_Input for this task:_
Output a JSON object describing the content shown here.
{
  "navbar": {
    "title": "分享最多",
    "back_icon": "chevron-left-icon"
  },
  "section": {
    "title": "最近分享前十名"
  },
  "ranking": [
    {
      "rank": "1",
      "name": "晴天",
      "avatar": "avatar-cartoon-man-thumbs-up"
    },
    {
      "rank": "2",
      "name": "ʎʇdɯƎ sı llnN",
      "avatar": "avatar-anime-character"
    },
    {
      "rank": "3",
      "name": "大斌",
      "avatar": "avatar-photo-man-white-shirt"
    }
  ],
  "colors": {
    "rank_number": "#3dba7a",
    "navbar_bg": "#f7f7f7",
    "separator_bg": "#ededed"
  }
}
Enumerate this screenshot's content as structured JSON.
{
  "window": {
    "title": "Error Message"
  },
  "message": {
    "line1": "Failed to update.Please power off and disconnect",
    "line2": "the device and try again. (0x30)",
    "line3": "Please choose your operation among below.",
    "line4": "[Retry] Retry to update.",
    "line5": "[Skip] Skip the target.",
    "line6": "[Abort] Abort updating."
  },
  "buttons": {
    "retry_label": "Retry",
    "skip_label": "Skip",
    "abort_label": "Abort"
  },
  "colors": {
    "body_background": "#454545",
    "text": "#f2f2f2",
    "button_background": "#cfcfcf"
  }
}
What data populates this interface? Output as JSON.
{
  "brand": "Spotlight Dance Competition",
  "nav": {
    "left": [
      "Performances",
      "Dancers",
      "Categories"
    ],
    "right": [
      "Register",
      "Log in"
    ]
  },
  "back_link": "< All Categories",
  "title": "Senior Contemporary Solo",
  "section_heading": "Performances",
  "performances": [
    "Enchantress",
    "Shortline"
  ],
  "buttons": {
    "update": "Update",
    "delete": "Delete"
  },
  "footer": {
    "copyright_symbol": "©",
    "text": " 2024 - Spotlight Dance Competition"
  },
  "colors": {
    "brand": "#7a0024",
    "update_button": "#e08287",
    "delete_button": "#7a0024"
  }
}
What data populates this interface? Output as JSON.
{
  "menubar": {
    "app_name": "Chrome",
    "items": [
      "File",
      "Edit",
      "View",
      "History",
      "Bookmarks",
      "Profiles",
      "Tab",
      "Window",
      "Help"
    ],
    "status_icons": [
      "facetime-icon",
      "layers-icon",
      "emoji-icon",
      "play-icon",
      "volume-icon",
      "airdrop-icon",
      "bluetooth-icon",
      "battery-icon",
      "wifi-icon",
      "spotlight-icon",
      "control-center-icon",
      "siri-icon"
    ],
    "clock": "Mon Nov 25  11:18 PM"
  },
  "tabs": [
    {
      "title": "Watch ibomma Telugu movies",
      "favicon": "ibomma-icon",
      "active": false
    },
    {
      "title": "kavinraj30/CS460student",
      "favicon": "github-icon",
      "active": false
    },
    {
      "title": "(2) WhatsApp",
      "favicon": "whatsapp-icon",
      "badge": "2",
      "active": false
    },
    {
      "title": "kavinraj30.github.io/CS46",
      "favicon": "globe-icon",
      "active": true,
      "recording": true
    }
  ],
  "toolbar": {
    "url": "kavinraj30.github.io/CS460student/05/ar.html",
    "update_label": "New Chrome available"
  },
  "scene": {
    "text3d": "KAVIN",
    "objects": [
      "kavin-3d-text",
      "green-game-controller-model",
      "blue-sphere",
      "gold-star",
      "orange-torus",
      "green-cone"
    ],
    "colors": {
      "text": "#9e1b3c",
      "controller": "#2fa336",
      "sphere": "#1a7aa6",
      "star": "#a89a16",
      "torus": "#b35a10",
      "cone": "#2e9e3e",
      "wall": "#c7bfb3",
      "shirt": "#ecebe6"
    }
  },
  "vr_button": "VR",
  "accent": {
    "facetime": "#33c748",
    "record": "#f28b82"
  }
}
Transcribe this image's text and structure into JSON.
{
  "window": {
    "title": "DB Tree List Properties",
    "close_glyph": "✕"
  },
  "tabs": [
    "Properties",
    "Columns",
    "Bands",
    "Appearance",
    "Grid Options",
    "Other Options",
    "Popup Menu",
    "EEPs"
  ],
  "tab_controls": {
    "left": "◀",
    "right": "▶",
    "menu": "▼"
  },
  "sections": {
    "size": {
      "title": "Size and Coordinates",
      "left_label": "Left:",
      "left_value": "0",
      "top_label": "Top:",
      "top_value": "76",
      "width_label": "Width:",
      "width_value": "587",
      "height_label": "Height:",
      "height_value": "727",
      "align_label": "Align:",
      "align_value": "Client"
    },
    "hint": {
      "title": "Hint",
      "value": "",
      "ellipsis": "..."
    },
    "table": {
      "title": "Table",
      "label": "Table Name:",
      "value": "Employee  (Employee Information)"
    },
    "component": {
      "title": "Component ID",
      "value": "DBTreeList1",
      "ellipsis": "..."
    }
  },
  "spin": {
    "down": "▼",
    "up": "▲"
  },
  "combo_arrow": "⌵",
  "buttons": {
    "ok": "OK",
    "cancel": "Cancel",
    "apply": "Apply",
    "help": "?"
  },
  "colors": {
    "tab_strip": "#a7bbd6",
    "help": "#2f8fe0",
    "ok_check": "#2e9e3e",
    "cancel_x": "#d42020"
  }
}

_Requirement:_ Retype the data exactly as given.

_Response to this task:_
Output a JSON object describing the content shown here.
{
  "navbar": {
    "title": "分享最多",
    "back_icon": "chevron-left-icon"
  },
  "section": {
    "title": "最近分享前十名"
  },
  "ranking": [
    {
      "rank": "1",
      "name": "晴天",
      "avatar": "avatar-cartoon-man-thumbs-up"
    },
    {
      "rank": "2",
      "name": "ʎʇdɯƎ sı llnN",
      "avatar": "avatar-anime-character"
    },
    {
      "rank": "3",
      "name": "大斌",
      "avatar": "avatar-photo-man-white-shirt"
    }
  ],
  "colors": {
    "rank_number": "#3dba7a",
    "navbar_bg": "#f7f7f7",
    "separator_bg": "#ededed"
  }
}
Enumerate this screenshot's content as structured JSON.
{
  "window": {
    "title": "Error Message"
  },
  "message": {
    "line1": "Failed to update.Please power off and disconnect",
    "line2": "the device and try again. (0x30)",
    "line3": "Please choose your operation among below.",
    "line4": "[Retry] Retry to update.",
    "line5": "[Skip] Skip the target.",
    "line6": "[Abort] Abort updating."
  },
  "buttons": {
    "retry_label": "Retry",
    "skip_label": "Skip",
    "abort_label": "Abort"
  },
  "colors": {
    "body_background": "#454545",
    "text": "#f2f2f2",
    "button_background": "#cfcfcf"
  }
}
What data populates this interface? Output as JSON.
{
  "brand": "Spotlight Dance Competition",
  "nav": {
    "left": [
      "Performances",
      "Dancers",
      "Categories"
    ],
    "right": [
      "Register",
      "Log in"
    ]
  },
  "back_link": "< All Categories",
  "title": "Senior Contemporary Solo",
  "section_heading": "Performances",
  "performances": [
    "Enchantress",
    "Shortline"
  ],
  "buttons": {
    "update": "Update",
    "delete": "Delete"
  },
  "footer": {
    "copyright_symbol": "©",
    "text": " 2024 - Spotlight Dance Competition"
  },
  "colors": {
    "brand": "#7a0024",
    "update_button": "#e08287",
    "delete_button": "#7a0024"
  }
}
What data populates this interface? Output as JSON.
{
  "menubar": {
    "app_name": "Chrome",
    "items": [
      "File",
      "Edit",
      "View",
      "History",
      "Bookmarks",
      "Profiles",
      "Tab",
      "Window",
      "Help"
    ],
    "status_icons": [
      "facetime-icon",
      "layers-icon",
      "emoji-icon",
      "play-icon",
      "volume-icon",
      "airdrop-icon",
      "bluetooth-icon",
      "battery-icon",
      "wifi-icon",
      "spotlight-icon",
      "control-center-icon",
      "siri-icon"
    ],
    "clock": "Mon Nov 25  11:18 PM"
  },
  "tabs": [
    {
      "title": "Watch ibomma Telugu movies",
      "favicon": "ibomma-icon",
      "active": false
    },
    {
      "title": "kavinraj30/CS460student",
      "favicon": "github-icon",
      "active": false
    },
    {
      "title": "(2) WhatsApp",
      "favicon": "whatsapp-icon",
      "badge": "2",
      "active": false
    },
    {
      "title": "kavinraj30.github.io/CS46",
      "favicon": "globe-icon",
      "active": true,
      "recording": true
    }
  ],
  "toolbar": {
    "url": "kavinraj30.github.io/CS460student/05/ar.html",
    "update_label": "New Chrome available"
  },
  "scene": {
    "text3d": "KAVIN",
    "objects": [
      "kavin-3d-text",
      "green-game-controller-model",
      "blue-sphere",
      "gold-star",
      "orange-torus",
      "green-cone"
    ],
    "colors": {
      "text": "#9e1b3c",
      "controller": "#2fa336",
      "sphere": "#1a7aa6",
      "star": "#a89a16",
      "torus": "#b35a10",
      "cone": "#2e9e3e",
      "wall": "#c7bfb3",
      "shirt": "#ecebe6"
    }
  },
  "vr_button": "VR",
  "accent": {
    "facetime": "#33c748",
    "record": "#f28b82"
  }
}
Transcribe this image's text and structure into JSON.
{
  "window": {
    "title": "DB Tree List Properties",
    "close_glyph": "✕"
  },
  "tabs": [
    "Properties",
    "Columns",
    "Bands",
    "Appearance",
    "Grid Options",
    "Other Options",
    "Popup Menu",
    "EEPs"
  ],
  "tab_controls": {
    "left": "◀",
    "right": "▶",
    "menu": "▼"
  },
  "sections": {
    "size": {
      "title": "Size and Coordinates",
      "left_label": "Left:",
      "left_value": "0",
      "top_label": "Top:",
      "top_value": "76",
      "width_label": "Width:",
      "width_value": "587",
      "height_label": "Height:",
      "height_value": "727",
      "align_label": "Align:",
      "align_value": "Client"
    },
    "hint": {
      "title": "Hint",
      "value": "",
      "ellipsis": "..."
    },
    "table": {
      "title": "Table",
      "label": "Table Name:",
      "value": "Employee  (Employee Information)"
    },
    "component": {
      "title": "Component ID",
      "value": "DBTreeList1",
      "ellipsis": "..."
    }
  },
  "spin": {
    "down": "▼",
    "up": "▲"
  },
  "combo_arrow": "⌵",
  "buttons": {
    "ok": "OK",
    "cancel": "Cancel",
    "apply": "Apply",
    "help": "?"
  },
  "colors": {
    "tab_strip": "#a7bbd6",
    "help": "#2f8fe0",
    "ok_check": "#2e9e3e",
    "cancel_x": "#d42020"
  }
}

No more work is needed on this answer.